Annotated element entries

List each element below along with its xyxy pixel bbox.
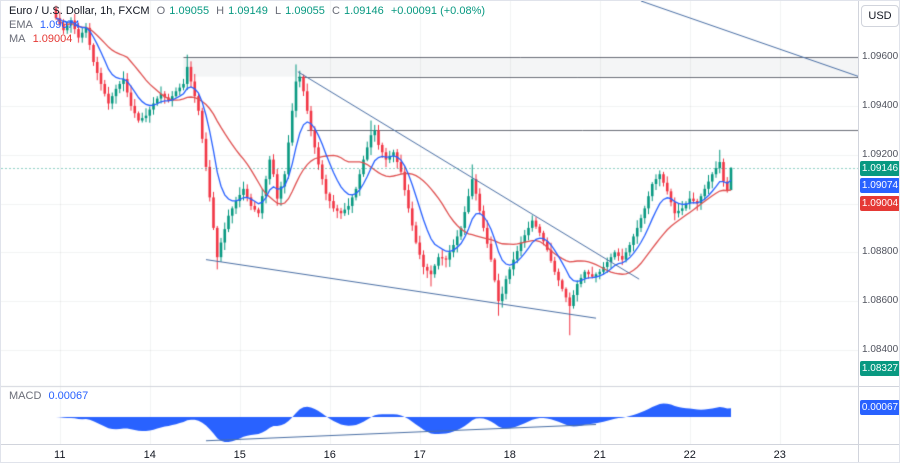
ohlc-high-label: H — [216, 5, 225, 17]
time-axis-label: 11 — [54, 449, 66, 461]
time-axis-label: 23 — [773, 449, 786, 461]
ohlc-open-label: O — [156, 5, 166, 17]
ema-label: EMA — [9, 19, 33, 31]
ohlc-change: +0.00091 (+0.08%) — [390, 5, 486, 17]
ma-value: 1.09004 — [32, 33, 73, 45]
ohlc-open-value: 1.09055 — [169, 5, 210, 17]
ma-label: MA — [9, 33, 26, 45]
price-axis[interactable]: USD 1.096001.094001.092001.090001.088001… — [858, 1, 899, 462]
ma-legend-row[interactable]: MA 1.09004 — [9, 32, 489, 46]
price-badge: 1.09004 — [860, 195, 899, 211]
ema-value: 1.09074 — [39, 19, 80, 31]
ohlc-low-value: 1.09055 — [285, 5, 325, 17]
macd-value-badge: 0.00067 — [860, 399, 899, 415]
time-axis-label: 22 — [683, 449, 696, 461]
symbol-legend-row[interactable]: Euro / U.S. Dollar, 1h, FXCM O 1.09055 H… — [9, 4, 489, 18]
time-axis[interactable]: 11 14 15 16 17 18 21 22 23 — [1, 444, 858, 462]
macd-legend-row[interactable]: MACD 0.00067 — [9, 390, 92, 402]
time-axis-label: 18 — [503, 449, 516, 461]
price-axis-label: 1.09400 — [862, 99, 899, 111]
price-axis-label: 1.09200 — [862, 148, 899, 160]
price-axis-label: 1.08400 — [862, 343, 899, 355]
time-axis-label: 21 — [593, 449, 606, 461]
ohlc-close-value: 1.09146 — [344, 5, 384, 17]
legend: Euro / U.S. Dollar, 1h, FXCM O 1.09055 H… — [9, 4, 489, 46]
price-badge: 1.08327 — [860, 360, 899, 376]
currency-toggle-button[interactable]: USD — [861, 5, 899, 27]
symbol-title: Euro / U.S. Dollar, 1h, FXCM — [9, 5, 150, 17]
axis-separator — [859, 444, 899, 445]
price-axis-label: 1.09600 — [862, 51, 899, 63]
ohlc-close-label: C — [331, 5, 340, 17]
time-axis-label: 17 — [413, 449, 426, 461]
ohlc-low-label: L — [274, 5, 282, 17]
ohlc-high-value: 1.09149 — [228, 5, 268, 17]
price-axis-label: 1.08600 — [862, 295, 899, 307]
price-badge: 1.09074 — [860, 178, 899, 194]
chart-canvas[interactable] — [1, 1, 858, 444]
ema-legend-row[interactable]: EMA 1.09074 — [9, 18, 489, 32]
time-axis-label: 16 — [323, 449, 336, 461]
pane-separator — [859, 386, 899, 387]
macd-label: MACD — [9, 390, 42, 402]
time-axis-label: 14 — [143, 449, 156, 461]
macd-value: 0.00067 — [48, 390, 89, 402]
time-axis-label: 15 — [233, 449, 246, 461]
price-axis-label: 1.08800 — [862, 246, 899, 258]
price-badge: 1.09146 — [860, 160, 899, 176]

WORK TO DO: Recast the lines of the rows above as a JSON list of strings, with one string per line and no blank lines. Cover every row, and leave the pictures out of the answer.

FULL ANSWER:
[
  "List each element below along with its xyxy pixel bbox.",
  "ohlc-high-label: H — [216, 5, 225, 17]",
  "time-axis-label: 11 — [54, 449, 66, 461]",
  "time-axis-label: 23 — [773, 449, 786, 461]",
  "ohlc-open-label: O — [156, 5, 166, 17]",
  "ema-label: EMA — [9, 19, 33, 31]",
  "ohlc-change: +0.00091 (+0.08%) — [390, 5, 486, 17]",
  "ma-value: 1.09004 — [32, 33, 73, 45]",
  "ohlc-open-value: 1.09055 — [169, 5, 210, 17]",
  "ma-label: MA — [9, 33, 26, 45]",
  "price-axis[interactable]: USD 1.096001.094001.092001.090001.088001… — [858, 1, 899, 462]",
  "ma-legend-row[interactable]: MA 1.09004 — [9, 32, 489, 46]",
  "price-badge: 1.09004 — [860, 195, 899, 211]",
  "ema-value: 1.09074 — [39, 19, 80, 31]",
  "ohlc-low-value: 1.09055 — [285, 5, 325, 17]",
  "macd-value-badge: 0.00067 — [860, 399, 899, 415]",
  "time-axis-label: 22 — [683, 449, 696, 461]",
  "symbol-legend-row[interactable]: Euro / U.S. Dollar, 1h, FXCM O 1.09055 H… — [9, 4, 489, 18]",
  "time-axis[interactable]: 11 14 15 16 17 18 21 22 23 — [1, 444, 858, 462]",
  "macd-legend-row[interactable]: MACD 0.00067 — [9, 390, 92, 402]",
  "time-axis-label: 18 — [503, 449, 516, 461]",
  "price-axis-label: 1.09400 — [862, 99, 899, 111]",
  "price-axis-label: 1.09200 — [862, 148, 899, 160]",
  "price-axis-label: 1.08400 — [862, 343, 899, 355]",
  "time-axis-label: 21 — [593, 449, 606, 461]",
  "ohlc-close-value: 1.09146 — [344, 5, 384, 17]",
  "legend: Euro / U.S. Dollar, 1h, FXCM O 1.09055 H… — [9, 4, 489, 46]",
  "price-badge: 1.08327 — [860, 360, 899, 376]",
  "currency-toggle-button[interactable]: USD — [861, 5, 899, 27]",
  "symbol-title: Euro / U.S. Dollar, 1h, FXCM — [9, 5, 150, 17]",
  "axis-separator — [859, 444, 899, 445]",
  "price-axis-label: 1.09600 — [862, 51, 899, 63]",
  "ohlc-close-label: C — [331, 5, 340, 17]",
  "time-axis-label: 17 — [413, 449, 426, 461]",
  "ohlc-low-label: L — [274, 5, 282, 17]",
  "ohlc-high-value: 1.09149 — [228, 5, 268, 17]",
  "price-axis-label: 1.08600 — [862, 295, 899, 307]",
  "price-badge: 1.09074 — [860, 178, 899, 194]",
  "chart-canvas[interactable] — [1, 1, 858, 444]",
  "ema-legend-row[interactable]: EMA 1.09074 — [9, 18, 489, 32]",
  "time-axis-label: 16 — [323, 449, 336, 461]",
  "pane-separator — [859, 386, 899, 387]",
  "macd-label: MACD — [9, 390, 42, 402]",
  "time-axis-label: 14 — [143, 449, 156, 461]",
  "macd-value: 0.00067 — [48, 390, 89, 402]",
  "time-axis-label: 15 — [233, 449, 246, 461]",
  "price-axis-label: 1.08800 — [862, 246, 899, 258]",
  "price-badge: 1.09146 — [860, 160, 899, 176]"
]